=== Provided material ===

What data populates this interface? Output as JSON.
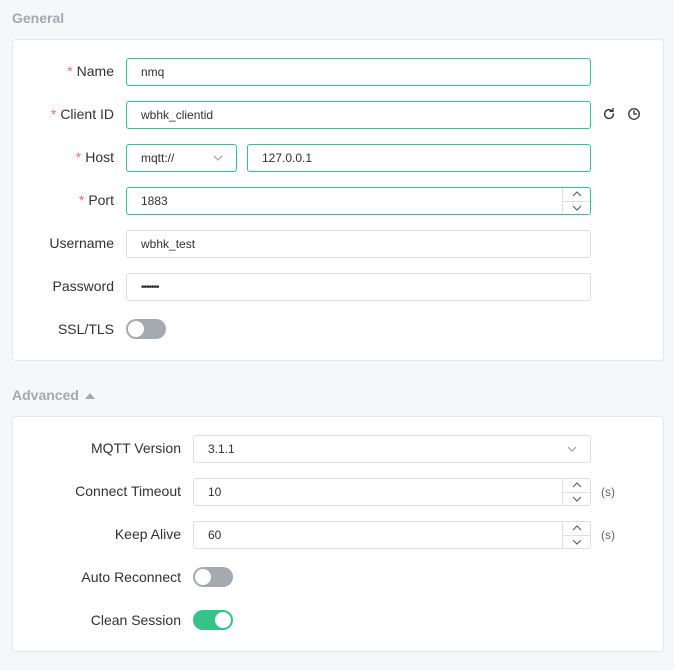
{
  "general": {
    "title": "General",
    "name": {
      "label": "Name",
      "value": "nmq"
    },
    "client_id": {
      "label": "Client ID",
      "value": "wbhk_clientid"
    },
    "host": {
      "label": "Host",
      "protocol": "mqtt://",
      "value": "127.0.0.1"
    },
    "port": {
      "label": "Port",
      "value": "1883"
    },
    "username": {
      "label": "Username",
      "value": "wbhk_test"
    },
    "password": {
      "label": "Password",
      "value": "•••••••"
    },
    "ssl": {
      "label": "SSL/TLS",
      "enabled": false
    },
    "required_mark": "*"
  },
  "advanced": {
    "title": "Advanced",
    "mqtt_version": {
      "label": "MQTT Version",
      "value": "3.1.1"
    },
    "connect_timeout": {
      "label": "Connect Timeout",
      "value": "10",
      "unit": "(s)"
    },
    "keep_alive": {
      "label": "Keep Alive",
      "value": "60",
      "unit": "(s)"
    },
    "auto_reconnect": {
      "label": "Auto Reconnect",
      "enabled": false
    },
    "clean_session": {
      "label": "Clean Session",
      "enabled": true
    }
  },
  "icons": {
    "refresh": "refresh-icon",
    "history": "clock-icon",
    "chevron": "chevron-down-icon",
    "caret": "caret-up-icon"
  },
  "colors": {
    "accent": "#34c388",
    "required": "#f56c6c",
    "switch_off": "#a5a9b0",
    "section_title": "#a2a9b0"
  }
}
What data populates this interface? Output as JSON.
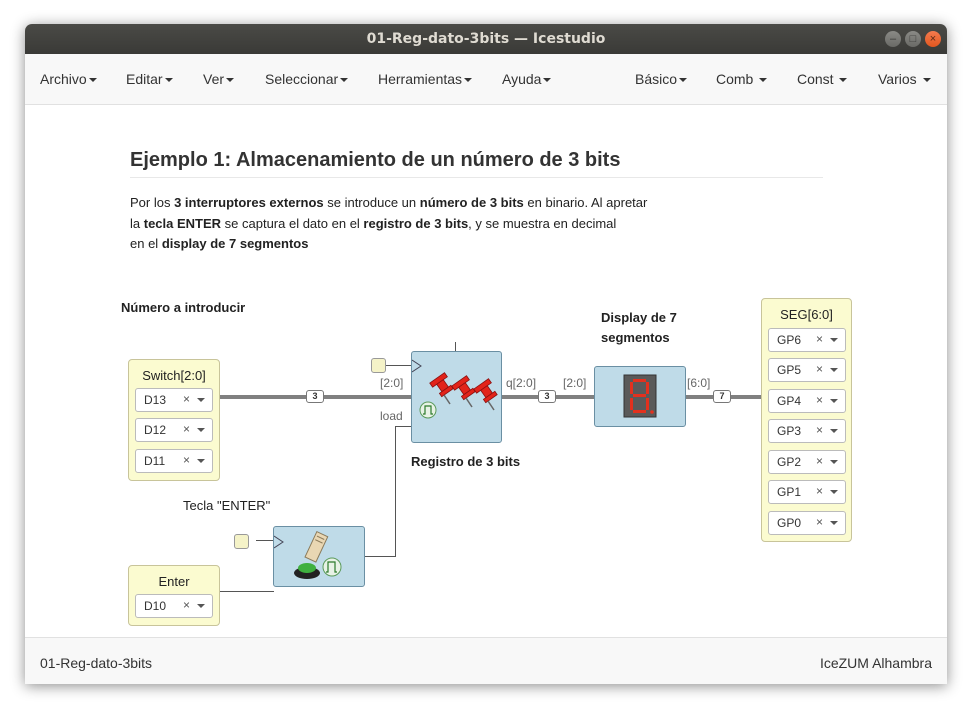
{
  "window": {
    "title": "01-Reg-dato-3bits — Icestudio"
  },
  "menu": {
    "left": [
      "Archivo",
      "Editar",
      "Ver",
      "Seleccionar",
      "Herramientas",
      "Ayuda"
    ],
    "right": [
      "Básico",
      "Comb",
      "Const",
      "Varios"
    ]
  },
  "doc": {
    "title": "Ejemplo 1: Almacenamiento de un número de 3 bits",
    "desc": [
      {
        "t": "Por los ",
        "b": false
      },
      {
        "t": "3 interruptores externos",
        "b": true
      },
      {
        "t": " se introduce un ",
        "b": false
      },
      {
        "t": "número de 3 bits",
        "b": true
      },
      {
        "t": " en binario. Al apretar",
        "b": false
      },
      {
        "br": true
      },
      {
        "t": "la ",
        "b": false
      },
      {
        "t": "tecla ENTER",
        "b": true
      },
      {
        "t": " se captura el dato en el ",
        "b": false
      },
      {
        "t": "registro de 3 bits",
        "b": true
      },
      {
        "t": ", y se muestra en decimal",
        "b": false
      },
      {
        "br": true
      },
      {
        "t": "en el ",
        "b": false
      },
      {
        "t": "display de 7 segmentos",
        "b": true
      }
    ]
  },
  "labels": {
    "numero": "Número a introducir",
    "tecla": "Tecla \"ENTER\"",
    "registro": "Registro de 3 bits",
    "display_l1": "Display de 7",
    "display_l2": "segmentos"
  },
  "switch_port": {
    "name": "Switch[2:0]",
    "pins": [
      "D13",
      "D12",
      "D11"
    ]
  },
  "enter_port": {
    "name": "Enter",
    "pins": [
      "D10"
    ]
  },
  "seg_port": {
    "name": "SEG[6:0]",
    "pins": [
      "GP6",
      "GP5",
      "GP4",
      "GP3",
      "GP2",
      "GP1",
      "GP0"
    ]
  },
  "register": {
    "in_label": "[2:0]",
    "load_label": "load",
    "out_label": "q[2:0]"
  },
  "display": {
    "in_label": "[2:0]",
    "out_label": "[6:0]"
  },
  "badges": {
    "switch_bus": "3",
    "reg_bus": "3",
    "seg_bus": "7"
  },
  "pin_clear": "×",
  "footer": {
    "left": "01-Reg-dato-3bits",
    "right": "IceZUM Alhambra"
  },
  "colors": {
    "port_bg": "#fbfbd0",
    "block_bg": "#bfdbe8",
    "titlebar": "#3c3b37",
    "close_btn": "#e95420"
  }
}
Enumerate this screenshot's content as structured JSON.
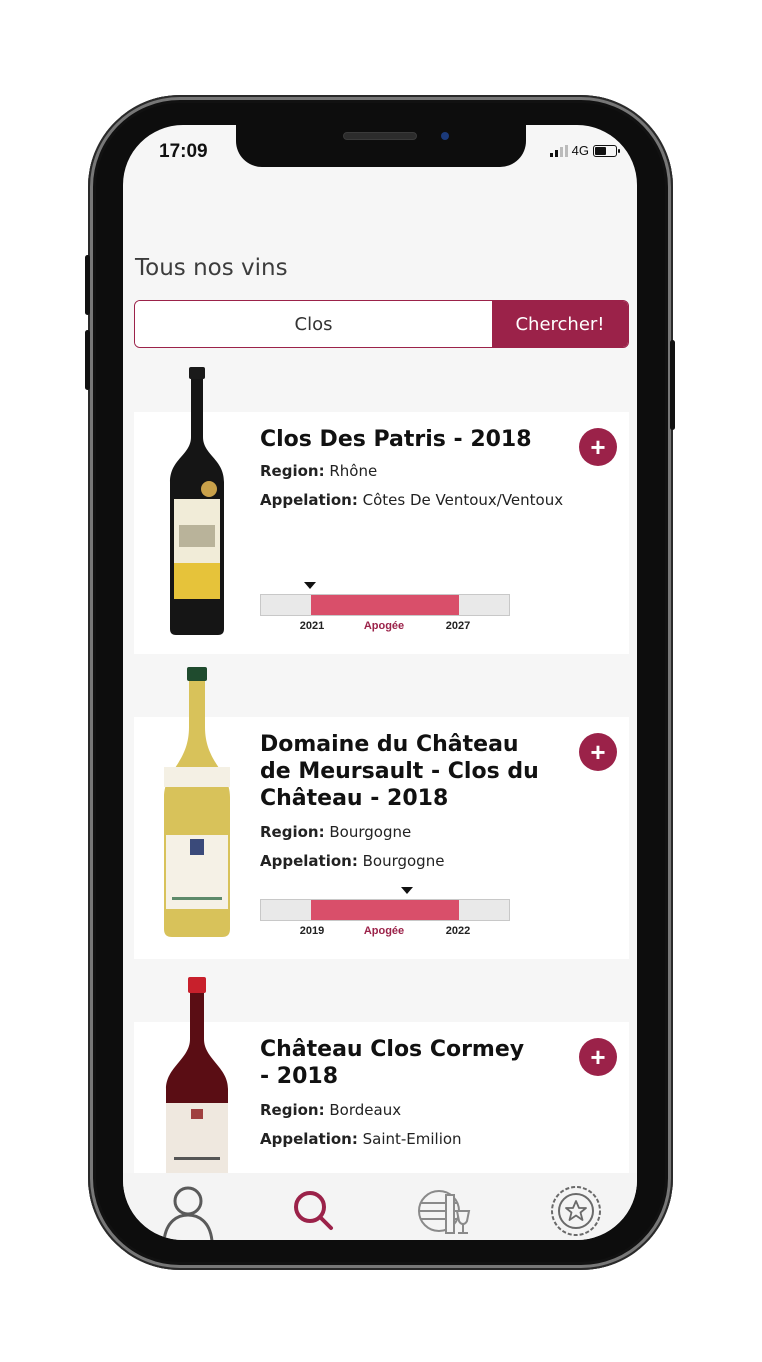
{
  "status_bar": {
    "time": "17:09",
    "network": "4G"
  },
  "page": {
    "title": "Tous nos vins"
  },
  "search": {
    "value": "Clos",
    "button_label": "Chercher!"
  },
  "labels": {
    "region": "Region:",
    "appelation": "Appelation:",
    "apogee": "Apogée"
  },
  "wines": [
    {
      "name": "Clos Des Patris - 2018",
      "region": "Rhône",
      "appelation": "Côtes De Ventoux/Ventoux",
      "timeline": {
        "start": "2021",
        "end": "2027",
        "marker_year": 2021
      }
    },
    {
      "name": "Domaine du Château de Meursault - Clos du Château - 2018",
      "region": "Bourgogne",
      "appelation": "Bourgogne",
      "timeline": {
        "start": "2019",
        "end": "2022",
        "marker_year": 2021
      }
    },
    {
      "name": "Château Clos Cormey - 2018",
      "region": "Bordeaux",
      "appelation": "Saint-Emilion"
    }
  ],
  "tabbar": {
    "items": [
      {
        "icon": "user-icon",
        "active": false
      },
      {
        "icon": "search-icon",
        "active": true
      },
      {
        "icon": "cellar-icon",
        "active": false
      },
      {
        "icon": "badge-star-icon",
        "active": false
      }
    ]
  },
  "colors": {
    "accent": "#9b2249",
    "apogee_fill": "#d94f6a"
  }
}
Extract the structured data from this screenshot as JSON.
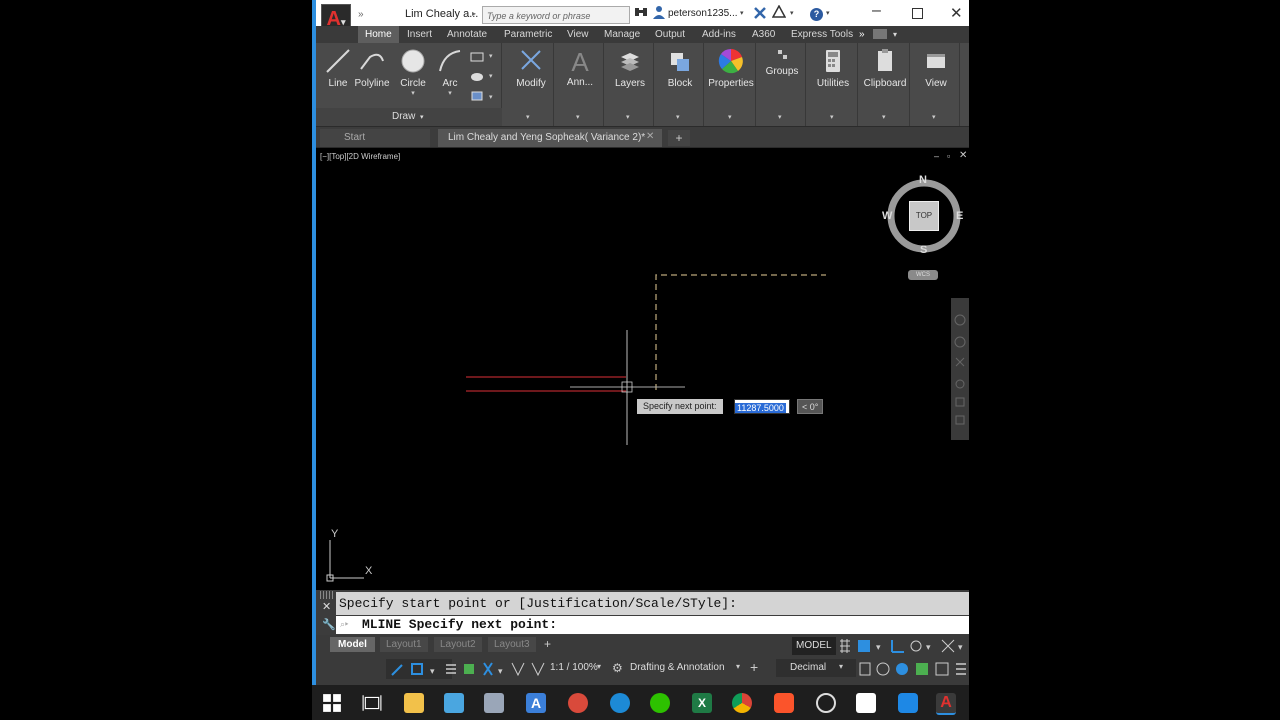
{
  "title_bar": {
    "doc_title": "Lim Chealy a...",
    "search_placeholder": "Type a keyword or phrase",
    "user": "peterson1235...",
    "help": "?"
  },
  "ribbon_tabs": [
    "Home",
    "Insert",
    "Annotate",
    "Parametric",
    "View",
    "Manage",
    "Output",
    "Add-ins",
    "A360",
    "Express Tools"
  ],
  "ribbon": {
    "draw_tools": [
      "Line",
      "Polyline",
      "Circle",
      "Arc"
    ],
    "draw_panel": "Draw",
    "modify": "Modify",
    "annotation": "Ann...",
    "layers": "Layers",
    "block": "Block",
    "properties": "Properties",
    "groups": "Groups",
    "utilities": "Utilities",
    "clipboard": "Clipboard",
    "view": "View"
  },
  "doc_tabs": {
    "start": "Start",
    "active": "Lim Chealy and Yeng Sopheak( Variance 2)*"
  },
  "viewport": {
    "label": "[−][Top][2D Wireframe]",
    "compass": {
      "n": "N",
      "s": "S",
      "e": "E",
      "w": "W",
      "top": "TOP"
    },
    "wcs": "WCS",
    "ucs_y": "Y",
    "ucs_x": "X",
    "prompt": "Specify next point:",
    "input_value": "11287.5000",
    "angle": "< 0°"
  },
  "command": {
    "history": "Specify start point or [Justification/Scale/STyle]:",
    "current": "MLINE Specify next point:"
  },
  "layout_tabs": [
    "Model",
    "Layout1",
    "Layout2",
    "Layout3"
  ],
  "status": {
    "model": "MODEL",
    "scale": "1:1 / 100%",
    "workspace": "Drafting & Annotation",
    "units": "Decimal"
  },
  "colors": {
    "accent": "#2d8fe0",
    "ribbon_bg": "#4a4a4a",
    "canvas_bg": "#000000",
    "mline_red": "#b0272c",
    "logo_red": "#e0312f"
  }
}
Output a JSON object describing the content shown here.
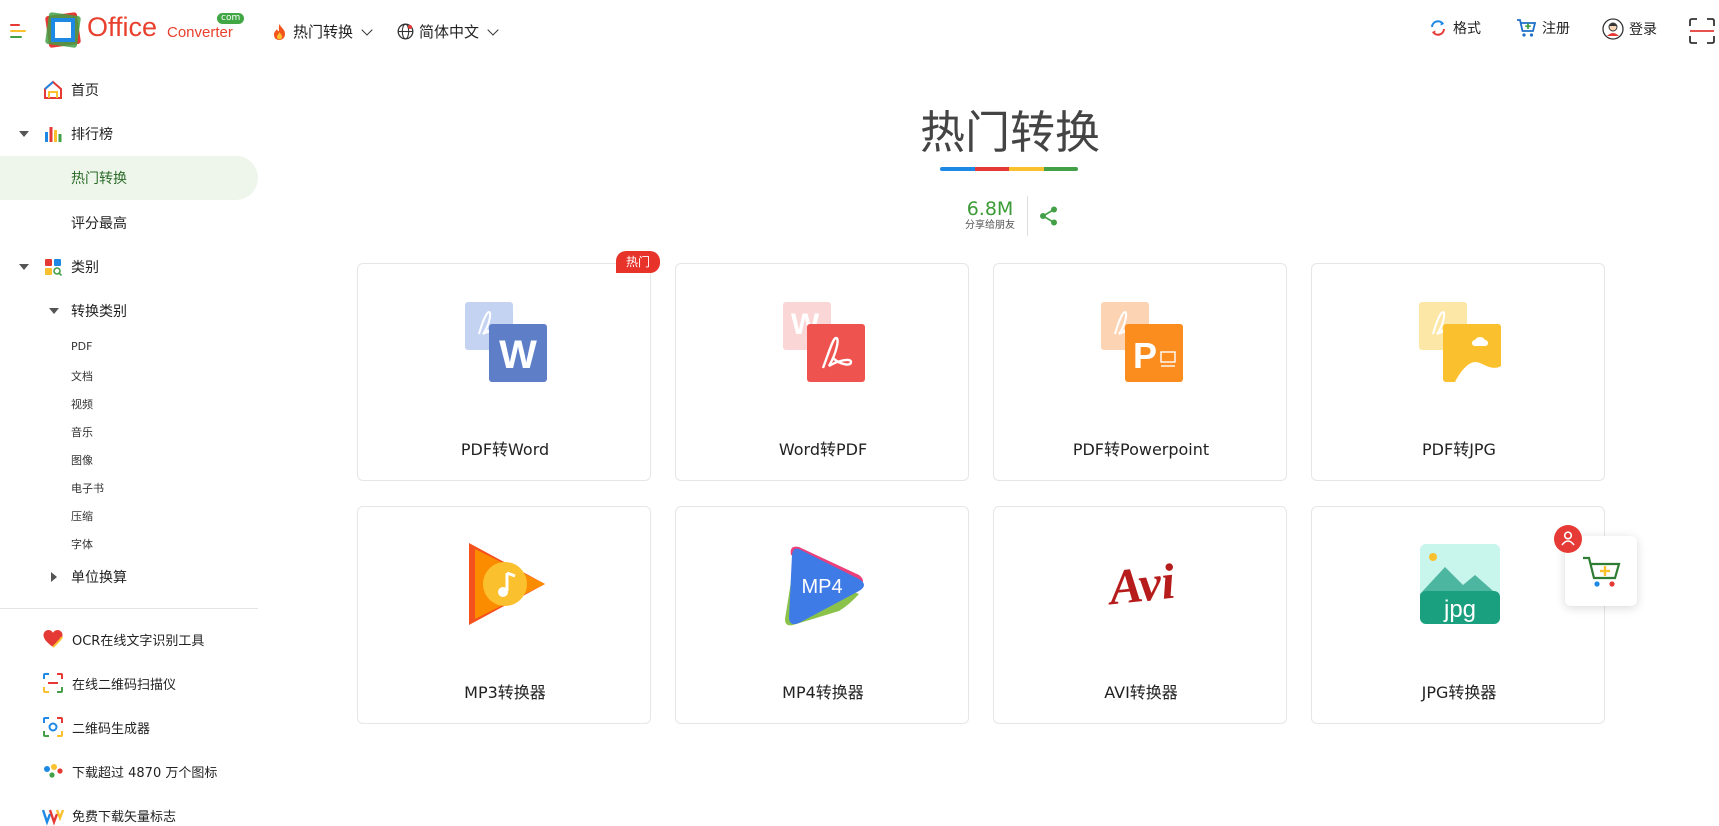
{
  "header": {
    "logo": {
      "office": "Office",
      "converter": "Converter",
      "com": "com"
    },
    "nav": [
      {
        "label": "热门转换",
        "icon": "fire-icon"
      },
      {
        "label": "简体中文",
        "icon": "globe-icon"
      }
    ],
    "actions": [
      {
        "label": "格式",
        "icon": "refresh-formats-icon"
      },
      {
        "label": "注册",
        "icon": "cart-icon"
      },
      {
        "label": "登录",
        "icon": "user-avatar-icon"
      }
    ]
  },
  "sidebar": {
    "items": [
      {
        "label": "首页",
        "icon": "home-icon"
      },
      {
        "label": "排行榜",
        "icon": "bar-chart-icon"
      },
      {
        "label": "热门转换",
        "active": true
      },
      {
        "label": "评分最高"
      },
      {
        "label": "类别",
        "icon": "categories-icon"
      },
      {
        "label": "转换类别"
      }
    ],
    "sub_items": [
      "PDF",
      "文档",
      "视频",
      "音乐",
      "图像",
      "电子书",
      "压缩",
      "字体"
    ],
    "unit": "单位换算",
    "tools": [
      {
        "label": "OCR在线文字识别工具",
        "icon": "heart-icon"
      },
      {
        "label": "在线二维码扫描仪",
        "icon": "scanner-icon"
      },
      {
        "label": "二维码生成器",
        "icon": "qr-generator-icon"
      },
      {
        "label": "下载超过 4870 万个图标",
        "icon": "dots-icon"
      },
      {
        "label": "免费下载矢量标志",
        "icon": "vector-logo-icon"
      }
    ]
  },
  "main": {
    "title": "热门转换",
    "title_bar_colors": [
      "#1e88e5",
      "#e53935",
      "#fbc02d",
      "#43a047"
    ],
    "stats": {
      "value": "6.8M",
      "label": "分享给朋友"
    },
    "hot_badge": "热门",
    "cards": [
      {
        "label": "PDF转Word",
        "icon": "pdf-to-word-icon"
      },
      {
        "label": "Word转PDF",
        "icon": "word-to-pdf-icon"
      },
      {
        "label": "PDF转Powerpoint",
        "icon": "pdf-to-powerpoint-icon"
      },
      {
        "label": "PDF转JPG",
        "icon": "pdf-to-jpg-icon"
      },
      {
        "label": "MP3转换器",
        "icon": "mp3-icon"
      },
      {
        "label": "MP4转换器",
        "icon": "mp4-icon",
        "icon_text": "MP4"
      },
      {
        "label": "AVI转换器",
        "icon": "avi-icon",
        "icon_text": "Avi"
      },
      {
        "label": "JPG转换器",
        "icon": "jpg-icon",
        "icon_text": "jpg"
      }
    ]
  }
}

===

What you should do: Using the records above, gather all lines where the string "dato" is present.

Written response:
    "title": "01-Reg-dato-3bits — Icestudio"
        "t": " se captura el dato en el ",
    "left": "01-Reg-dato-3bits",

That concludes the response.